● **Information shown**:

━━━━

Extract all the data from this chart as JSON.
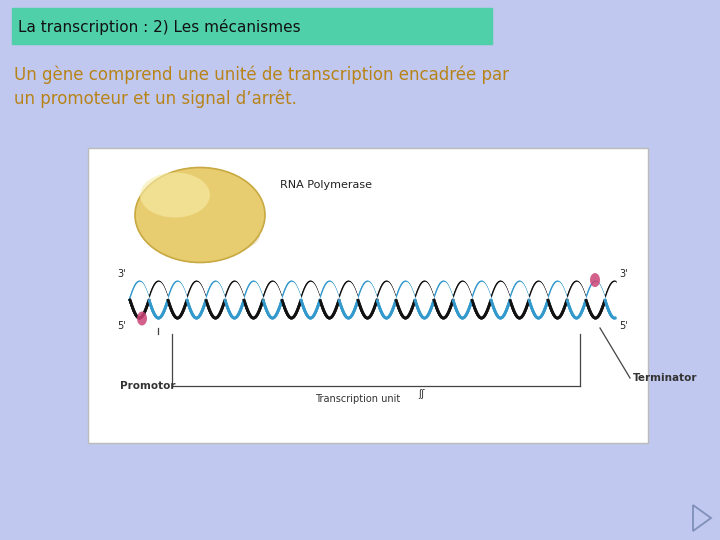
{
  "bg_color": "#c0c8f0",
  "title_text": "La transcription : 2) Les mécanismes",
  "title_bg": "#50d0a8",
  "title_text_color": "#111111",
  "title_fontsize": 11,
  "body_line1": "Un gène comprend une unité de transcription encadrée par",
  "body_line2": "un promoteur et un signal d’arrêt.",
  "body_text_color": "#b8841a",
  "body_fontsize": 12,
  "diagram_bg": "#ffffff",
  "rna_polymerase_label": "RNA Polymerase",
  "strand_blue_color": "#3399cc",
  "strand_black_color": "#111111",
  "strand_pink_color": "#cc4477",
  "promoter_label": "Promotor",
  "terminator_label": "Terminator",
  "transcription_unit_label": "Transcription unit",
  "label_color": "#333333",
  "poly_color_main": "#e8cc70",
  "poly_color_edge": "#c8a840",
  "poly_color_hi": "#f8eeaa",
  "nav_fill": "#c0c8f0",
  "nav_edge": "#8090b8"
}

━━━━

● **Task description**:
Give the data above again in full and unchanged, skipping the pictures.

● **Answer in full**:
Extract all the data from this chart as JSON.
{
  "bg_color": "#c0c8f0",
  "title_text": "La transcription : 2) Les mécanismes",
  "title_bg": "#50d0a8",
  "title_text_color": "#111111",
  "title_fontsize": 11,
  "body_line1": "Un gène comprend une unité de transcription encadrée par",
  "body_line2": "un promoteur et un signal d’arrêt.",
  "body_text_color": "#b8841a",
  "body_fontsize": 12,
  "diagram_bg": "#ffffff",
  "rna_polymerase_label": "RNA Polymerase",
  "strand_blue_color": "#3399cc",
  "strand_black_color": "#111111",
  "strand_pink_color": "#cc4477",
  "promoter_label": "Promotor",
  "terminator_label": "Terminator",
  "transcription_unit_label": "Transcription unit",
  "label_color": "#333333",
  "poly_color_main": "#e8cc70",
  "poly_color_edge": "#c8a840",
  "poly_color_hi": "#f8eeaa",
  "nav_fill": "#c0c8f0",
  "nav_edge": "#8090b8"
}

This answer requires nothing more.